Berdasarkan teori-narasi-kebijakan Roe (1994), maka kebijakan HTR dapat disebut sebagai proses perumusan kebijakan yang tidak berdasar pada pengamatan yang cermat. Hal ini karena penetapan kebijakan HTR tidak merujuk pada hasil evaluasi program sebelumnya yang pada umumnya mengalami kegagalan. Pengalaman pelaksanaan program Hutan Kemasyarakatan menunjukkan bukti bahwa masyarakat lokal berada pada posisi yang lemah di dalam mata rantai sistem perizinan dan sistem usaha konsesi hutan (Suryamihardja 2006).

Beberapa faktor yang membuat kebijakan HTR serupa dengan kebijakan sebelumnya adalah : 1) Ide program tidak muncul dari masyarakat sekitar hutan yang akan menjadi sasaran kegiatan HTR, melainkan melalui pendekatan proyek yang bersifat top-down; 2) Lemahnya partisipasi para pihak dalam proses perumusan kebijakan HTR. Terbukti dengan tidak adanya keterlibatan pihak luar dalam proses penyusunan program HTR. Aktor yang terlibat dalam proses perumusan kebijakan HTR adalah pihak birokrat Kementerian Kehutanan dan tidak melibatkan kalangan di luar Kementerian Kehutanan.

=== Item yang Disediakan ===
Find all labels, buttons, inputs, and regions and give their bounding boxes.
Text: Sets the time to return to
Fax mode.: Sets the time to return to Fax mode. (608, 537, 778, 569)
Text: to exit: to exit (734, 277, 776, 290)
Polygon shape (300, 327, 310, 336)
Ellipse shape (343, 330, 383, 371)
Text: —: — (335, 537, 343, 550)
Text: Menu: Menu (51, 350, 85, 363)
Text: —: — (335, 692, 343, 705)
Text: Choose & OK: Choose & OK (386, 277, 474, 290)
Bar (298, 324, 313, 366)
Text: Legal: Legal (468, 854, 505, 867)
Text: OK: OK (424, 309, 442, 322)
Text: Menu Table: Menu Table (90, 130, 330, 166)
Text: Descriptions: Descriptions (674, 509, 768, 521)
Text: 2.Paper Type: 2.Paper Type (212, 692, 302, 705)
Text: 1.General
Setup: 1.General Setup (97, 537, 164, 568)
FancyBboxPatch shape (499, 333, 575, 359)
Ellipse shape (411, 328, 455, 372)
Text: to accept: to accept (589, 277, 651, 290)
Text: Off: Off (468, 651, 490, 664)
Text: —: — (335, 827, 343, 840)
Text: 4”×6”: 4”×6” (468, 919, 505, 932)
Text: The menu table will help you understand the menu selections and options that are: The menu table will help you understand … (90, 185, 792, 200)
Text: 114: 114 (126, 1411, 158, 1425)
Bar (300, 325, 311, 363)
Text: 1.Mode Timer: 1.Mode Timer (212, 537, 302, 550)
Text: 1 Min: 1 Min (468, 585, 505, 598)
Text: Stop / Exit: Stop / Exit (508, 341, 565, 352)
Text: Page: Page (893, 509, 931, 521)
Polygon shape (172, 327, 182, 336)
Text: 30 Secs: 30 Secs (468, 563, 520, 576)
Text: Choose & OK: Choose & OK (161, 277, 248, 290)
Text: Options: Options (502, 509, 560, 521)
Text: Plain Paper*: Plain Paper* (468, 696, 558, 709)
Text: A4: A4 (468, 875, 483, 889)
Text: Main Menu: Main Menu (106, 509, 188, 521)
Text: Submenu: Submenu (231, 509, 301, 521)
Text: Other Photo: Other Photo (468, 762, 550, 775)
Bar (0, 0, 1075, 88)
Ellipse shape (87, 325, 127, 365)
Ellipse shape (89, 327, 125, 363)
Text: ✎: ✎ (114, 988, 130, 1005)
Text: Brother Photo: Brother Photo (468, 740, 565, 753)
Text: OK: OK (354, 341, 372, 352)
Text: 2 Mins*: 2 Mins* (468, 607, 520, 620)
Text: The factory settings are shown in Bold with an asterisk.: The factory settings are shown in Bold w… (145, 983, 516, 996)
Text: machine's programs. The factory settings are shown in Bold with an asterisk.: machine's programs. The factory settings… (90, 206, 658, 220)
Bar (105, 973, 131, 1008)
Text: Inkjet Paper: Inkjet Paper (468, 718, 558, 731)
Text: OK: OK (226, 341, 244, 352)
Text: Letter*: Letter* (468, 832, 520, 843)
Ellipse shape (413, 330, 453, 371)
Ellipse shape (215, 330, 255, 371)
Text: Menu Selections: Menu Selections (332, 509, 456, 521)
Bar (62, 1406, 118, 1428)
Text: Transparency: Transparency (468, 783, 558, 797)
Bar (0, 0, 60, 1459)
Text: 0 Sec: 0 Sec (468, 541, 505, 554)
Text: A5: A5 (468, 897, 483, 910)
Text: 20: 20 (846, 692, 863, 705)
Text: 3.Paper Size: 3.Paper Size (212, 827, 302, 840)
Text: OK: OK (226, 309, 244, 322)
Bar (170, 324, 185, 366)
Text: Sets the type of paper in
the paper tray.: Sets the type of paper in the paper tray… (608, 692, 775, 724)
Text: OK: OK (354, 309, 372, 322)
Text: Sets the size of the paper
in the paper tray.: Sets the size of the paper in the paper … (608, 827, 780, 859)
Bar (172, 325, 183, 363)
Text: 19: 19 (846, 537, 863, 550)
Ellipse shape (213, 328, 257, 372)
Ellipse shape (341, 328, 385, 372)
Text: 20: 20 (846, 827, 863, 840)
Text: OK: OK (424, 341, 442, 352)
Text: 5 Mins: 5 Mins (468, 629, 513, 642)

=== Instruksi Tugas ===
Tuliskan kembali dari teks sumber seluruh bagian mulai dari "Beberapa faktor yang" turun sampai dengan "luar Kementerian Kehutanan.". Item-item di atas merupakan materi yang terpisah dari teks sumber.

=== Hasil Tugas ===
Beberapa faktor yang membuat kebijakan HTR serupa dengan kebijakan sebelumnya adalah : 1) Ide program tidak muncul dari masyarakat sekitar hutan yang akan menjadi sasaran kegiatan HTR, melainkan melalui pendekatan proyek yang bersifat top-down; 2) Lemahnya partisipasi para pihak dalam proses perumusan kebijakan HTR. Terbukti dengan tidak adanya keterlibatan pihak luar dalam proses penyusunan program HTR. Aktor yang terlibat dalam proses perumusan kebijakan HTR adalah pihak birokrat Kementerian Kehutanan dan tidak melibatkan kalangan di luar Kementerian Kehutanan.